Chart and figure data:
==============================

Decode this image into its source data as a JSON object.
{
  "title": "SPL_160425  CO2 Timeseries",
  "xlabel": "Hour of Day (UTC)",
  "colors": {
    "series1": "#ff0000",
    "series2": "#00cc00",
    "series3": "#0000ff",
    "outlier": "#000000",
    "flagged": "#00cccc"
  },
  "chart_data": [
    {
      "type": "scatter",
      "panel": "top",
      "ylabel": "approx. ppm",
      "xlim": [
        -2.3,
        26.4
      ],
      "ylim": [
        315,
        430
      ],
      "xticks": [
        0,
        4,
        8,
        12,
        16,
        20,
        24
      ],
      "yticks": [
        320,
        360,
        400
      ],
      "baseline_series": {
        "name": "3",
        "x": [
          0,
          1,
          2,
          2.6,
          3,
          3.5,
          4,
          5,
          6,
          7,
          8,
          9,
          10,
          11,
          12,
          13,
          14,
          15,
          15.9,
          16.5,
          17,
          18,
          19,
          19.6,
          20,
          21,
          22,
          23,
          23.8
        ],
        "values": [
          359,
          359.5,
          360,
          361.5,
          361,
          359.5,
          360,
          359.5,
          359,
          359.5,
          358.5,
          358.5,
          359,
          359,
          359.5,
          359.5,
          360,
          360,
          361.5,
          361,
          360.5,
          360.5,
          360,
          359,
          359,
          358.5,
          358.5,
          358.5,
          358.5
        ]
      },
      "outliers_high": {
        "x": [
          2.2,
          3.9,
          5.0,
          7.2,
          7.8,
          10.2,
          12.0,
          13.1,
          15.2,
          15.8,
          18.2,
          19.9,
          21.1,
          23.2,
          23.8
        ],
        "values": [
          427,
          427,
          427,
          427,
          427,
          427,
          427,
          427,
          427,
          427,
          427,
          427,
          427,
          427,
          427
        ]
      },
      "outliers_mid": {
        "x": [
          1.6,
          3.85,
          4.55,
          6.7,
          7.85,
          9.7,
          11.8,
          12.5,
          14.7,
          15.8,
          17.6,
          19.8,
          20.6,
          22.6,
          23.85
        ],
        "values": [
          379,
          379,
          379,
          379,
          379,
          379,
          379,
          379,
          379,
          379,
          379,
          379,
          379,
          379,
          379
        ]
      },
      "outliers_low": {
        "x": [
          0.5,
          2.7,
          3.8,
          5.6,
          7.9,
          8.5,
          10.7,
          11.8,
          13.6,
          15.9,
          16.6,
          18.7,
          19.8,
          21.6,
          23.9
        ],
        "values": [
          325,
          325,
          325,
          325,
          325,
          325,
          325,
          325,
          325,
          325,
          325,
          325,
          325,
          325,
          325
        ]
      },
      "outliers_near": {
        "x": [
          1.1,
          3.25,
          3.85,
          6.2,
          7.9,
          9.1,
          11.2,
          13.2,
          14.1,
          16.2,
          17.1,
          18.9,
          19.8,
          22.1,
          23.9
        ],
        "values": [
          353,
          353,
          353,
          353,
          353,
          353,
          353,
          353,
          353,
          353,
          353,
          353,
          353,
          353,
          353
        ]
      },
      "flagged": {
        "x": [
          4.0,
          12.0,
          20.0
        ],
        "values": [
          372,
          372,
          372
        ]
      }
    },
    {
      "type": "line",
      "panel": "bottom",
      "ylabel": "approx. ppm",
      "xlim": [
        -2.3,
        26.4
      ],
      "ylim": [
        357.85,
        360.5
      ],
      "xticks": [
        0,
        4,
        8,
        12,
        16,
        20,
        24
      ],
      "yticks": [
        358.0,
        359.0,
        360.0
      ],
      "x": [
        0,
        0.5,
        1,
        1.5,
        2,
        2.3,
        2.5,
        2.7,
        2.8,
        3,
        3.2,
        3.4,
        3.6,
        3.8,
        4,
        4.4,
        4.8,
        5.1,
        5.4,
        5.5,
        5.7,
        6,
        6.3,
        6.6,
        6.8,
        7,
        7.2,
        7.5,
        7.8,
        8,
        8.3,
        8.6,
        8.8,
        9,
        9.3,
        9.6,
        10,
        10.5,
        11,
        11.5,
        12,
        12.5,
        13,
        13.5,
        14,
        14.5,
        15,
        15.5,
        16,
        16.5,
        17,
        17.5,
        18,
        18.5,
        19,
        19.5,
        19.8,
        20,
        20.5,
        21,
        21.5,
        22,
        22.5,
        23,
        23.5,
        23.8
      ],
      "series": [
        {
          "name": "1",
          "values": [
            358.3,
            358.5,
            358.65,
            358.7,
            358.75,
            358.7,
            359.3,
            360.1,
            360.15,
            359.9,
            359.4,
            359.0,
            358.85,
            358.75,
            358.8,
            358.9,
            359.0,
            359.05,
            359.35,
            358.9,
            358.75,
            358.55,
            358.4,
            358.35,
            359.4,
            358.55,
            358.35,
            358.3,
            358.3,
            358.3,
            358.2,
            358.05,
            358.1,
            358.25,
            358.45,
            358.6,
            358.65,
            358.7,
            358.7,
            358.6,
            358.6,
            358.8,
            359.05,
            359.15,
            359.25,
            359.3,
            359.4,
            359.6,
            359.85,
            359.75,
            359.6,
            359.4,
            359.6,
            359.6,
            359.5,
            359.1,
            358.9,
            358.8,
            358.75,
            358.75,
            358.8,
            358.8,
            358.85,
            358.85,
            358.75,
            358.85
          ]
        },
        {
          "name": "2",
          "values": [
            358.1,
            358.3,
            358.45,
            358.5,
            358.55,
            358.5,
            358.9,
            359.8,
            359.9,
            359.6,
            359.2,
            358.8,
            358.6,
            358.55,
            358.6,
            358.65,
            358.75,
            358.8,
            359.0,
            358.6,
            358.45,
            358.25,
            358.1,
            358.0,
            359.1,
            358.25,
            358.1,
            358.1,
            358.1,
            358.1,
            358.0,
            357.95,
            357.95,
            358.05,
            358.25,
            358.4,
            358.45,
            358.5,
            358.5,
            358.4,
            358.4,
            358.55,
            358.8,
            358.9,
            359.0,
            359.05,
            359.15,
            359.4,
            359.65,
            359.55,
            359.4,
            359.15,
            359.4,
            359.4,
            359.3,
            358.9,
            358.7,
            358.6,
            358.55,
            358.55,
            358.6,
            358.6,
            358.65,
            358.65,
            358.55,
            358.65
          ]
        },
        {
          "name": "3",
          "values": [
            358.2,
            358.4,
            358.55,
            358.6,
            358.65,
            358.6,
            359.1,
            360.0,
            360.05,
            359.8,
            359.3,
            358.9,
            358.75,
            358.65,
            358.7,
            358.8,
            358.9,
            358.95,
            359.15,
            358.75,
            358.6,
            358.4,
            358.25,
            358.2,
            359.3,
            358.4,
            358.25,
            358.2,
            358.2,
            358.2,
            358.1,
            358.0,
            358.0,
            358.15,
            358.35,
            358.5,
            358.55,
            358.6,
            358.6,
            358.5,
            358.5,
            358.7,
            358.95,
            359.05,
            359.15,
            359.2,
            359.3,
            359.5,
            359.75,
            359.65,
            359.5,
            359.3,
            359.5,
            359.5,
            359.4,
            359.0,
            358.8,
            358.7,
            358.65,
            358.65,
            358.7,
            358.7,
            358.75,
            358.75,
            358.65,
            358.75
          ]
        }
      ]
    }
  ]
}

==============================

### [Aim of the exercise]
The records above are to be copied in full, exactly as written.

### [Final answer]
Decode this image into its source data as a JSON object.
{
  "title": "SPL_160425  CO2 Timeseries",
  "xlabel": "Hour of Day (UTC)",
  "colors": {
    "series1": "#ff0000",
    "series2": "#00cc00",
    "series3": "#0000ff",
    "outlier": "#000000",
    "flagged": "#00cccc"
  },
  "chart_data": [
    {
      "type": "scatter",
      "panel": "top",
      "ylabel": "approx. ppm",
      "xlim": [
        -2.3,
        26.4
      ],
      "ylim": [
        315,
        430
      ],
      "xticks": [
        0,
        4,
        8,
        12,
        16,
        20,
        24
      ],
      "yticks": [
        320,
        360,
        400
      ],
      "baseline_series": {
        "name": "3",
        "x": [
          0,
          1,
          2,
          2.6,
          3,
          3.5,
          4,
          5,
          6,
          7,
          8,
          9,
          10,
          11,
          12,
          13,
          14,
          15,
          15.9,
          16.5,
          17,
          18,
          19,
          19.6,
          20,
          21,
          22,
          23,
          23.8
        ],
        "values": [
          359,
          359.5,
          360,
          361.5,
          361,
          359.5,
          360,
          359.5,
          359,
          359.5,
          358.5,
          358.5,
          359,
          359,
          359.5,
          359.5,
          360,
          360,
          361.5,
          361,
          360.5,
          360.5,
          360,
          359,
          359,
          358.5,
          358.5,
          358.5,
          358.5
        ]
      },
      "outliers_high": {
        "x": [
          2.2,
          3.9,
          5.0,
          7.2,
          7.8,
          10.2,
          12.0,
          13.1,
          15.2,
          15.8,
          18.2,
          19.9,
          21.1,
          23.2,
          23.8
        ],
        "values": [
          427,
          427,
          427,
          427,
          427,
          427,
          427,
          427,
          427,
          427,
          427,
          427,
          427,
          427,
          427
        ]
      },
      "outliers_mid": {
        "x": [
          1.6,
          3.85,
          4.55,
          6.7,
          7.85,
          9.7,
          11.8,
          12.5,
          14.7,
          15.8,
          17.6,
          19.8,
          20.6,
          22.6,
          23.85
        ],
        "values": [
          379,
          379,
          379,
          379,
          379,
          379,
          379,
          379,
          379,
          379,
          379,
          379,
          379,
          379,
          379
        ]
      },
      "outliers_low": {
        "x": [
          0.5,
          2.7,
          3.8,
          5.6,
          7.9,
          8.5,
          10.7,
          11.8,
          13.6,
          15.9,
          16.6,
          18.7,
          19.8,
          21.6,
          23.9
        ],
        "values": [
          325,
          325,
          325,
          325,
          325,
          325,
          325,
          325,
          325,
          325,
          325,
          325,
          325,
          325,
          325
        ]
      },
      "outliers_near": {
        "x": [
          1.1,
          3.25,
          3.85,
          6.2,
          7.9,
          9.1,
          11.2,
          13.2,
          14.1,
          16.2,
          17.1,
          18.9,
          19.8,
          22.1,
          23.9
        ],
        "values": [
          353,
          353,
          353,
          353,
          353,
          353,
          353,
          353,
          353,
          353,
          353,
          353,
          353,
          353,
          353
        ]
      },
      "flagged": {
        "x": [
          4.0,
          12.0,
          20.0
        ],
        "values": [
          372,
          372,
          372
        ]
      }
    },
    {
      "type": "line",
      "panel": "bottom",
      "ylabel": "approx. ppm",
      "xlim": [
        -2.3,
        26.4
      ],
      "ylim": [
        357.85,
        360.5
      ],
      "xticks": [
        0,
        4,
        8,
        12,
        16,
        20,
        24
      ],
      "yticks": [
        358.0,
        359.0,
        360.0
      ],
      "x": [
        0,
        0.5,
        1,
        1.5,
        2,
        2.3,
        2.5,
        2.7,
        2.8,
        3,
        3.2,
        3.4,
        3.6,
        3.8,
        4,
        4.4,
        4.8,
        5.1,
        5.4,
        5.5,
        5.7,
        6,
        6.3,
        6.6,
        6.8,
        7,
        7.2,
        7.5,
        7.8,
        8,
        8.3,
        8.6,
        8.8,
        9,
        9.3,
        9.6,
        10,
        10.5,
        11,
        11.5,
        12,
        12.5,
        13,
        13.5,
        14,
        14.5,
        15,
        15.5,
        16,
        16.5,
        17,
        17.5,
        18,
        18.5,
        19,
        19.5,
        19.8,
        20,
        20.5,
        21,
        21.5,
        22,
        22.5,
        23,
        23.5,
        23.8
      ],
      "series": [
        {
          "name": "1",
          "values": [
            358.3,
            358.5,
            358.65,
            358.7,
            358.75,
            358.7,
            359.3,
            360.1,
            360.15,
            359.9,
            359.4,
            359.0,
            358.85,
            358.75,
            358.8,
            358.9,
            359.0,
            359.05,
            359.35,
            358.9,
            358.75,
            358.55,
            358.4,
            358.35,
            359.4,
            358.55,
            358.35,
            358.3,
            358.3,
            358.3,
            358.2,
            358.05,
            358.1,
            358.25,
            358.45,
            358.6,
            358.65,
            358.7,
            358.7,
            358.6,
            358.6,
            358.8,
            359.05,
            359.15,
            359.25,
            359.3,
            359.4,
            359.6,
            359.85,
            359.75,
            359.6,
            359.4,
            359.6,
            359.6,
            359.5,
            359.1,
            358.9,
            358.8,
            358.75,
            358.75,
            358.8,
            358.8,
            358.85,
            358.85,
            358.75,
            358.85
          ]
        },
        {
          "name": "2",
          "values": [
            358.1,
            358.3,
            358.45,
            358.5,
            358.55,
            358.5,
            358.9,
            359.8,
            359.9,
            359.6,
            359.2,
            358.8,
            358.6,
            358.55,
            358.6,
            358.65,
            358.75,
            358.8,
            359.0,
            358.6,
            358.45,
            358.25,
            358.1,
            358.0,
            359.1,
            358.25,
            358.1,
            358.1,
            358.1,
            358.1,
            358.0,
            357.95,
            357.95,
            358.05,
            358.25,
            358.4,
            358.45,
            358.5,
            358.5,
            358.4,
            358.4,
            358.55,
            358.8,
            358.9,
            359.0,
            359.05,
            359.15,
            359.4,
            359.65,
            359.55,
            359.4,
            359.15,
            359.4,
            359.4,
            359.3,
            358.9,
            358.7,
            358.6,
            358.55,
            358.55,
            358.6,
            358.6,
            358.65,
            358.65,
            358.55,
            358.65
          ]
        },
        {
          "name": "3",
          "values": [
            358.2,
            358.4,
            358.55,
            358.6,
            358.65,
            358.6,
            359.1,
            360.0,
            360.05,
            359.8,
            359.3,
            358.9,
            358.75,
            358.65,
            358.7,
            358.8,
            358.9,
            358.95,
            359.15,
            358.75,
            358.6,
            358.4,
            358.25,
            358.2,
            359.3,
            358.4,
            358.25,
            358.2,
            358.2,
            358.2,
            358.1,
            358.0,
            358.0,
            358.15,
            358.35,
            358.5,
            358.55,
            358.6,
            358.6,
            358.5,
            358.5,
            358.7,
            358.95,
            359.05,
            359.15,
            359.2,
            359.3,
            359.5,
            359.75,
            359.65,
            359.5,
            359.3,
            359.5,
            359.5,
            359.4,
            359.0,
            358.8,
            358.7,
            358.65,
            358.65,
            358.7,
            358.7,
            358.75,
            358.75,
            358.65,
            358.75
          ]
        }
      ]
    }
  ]
}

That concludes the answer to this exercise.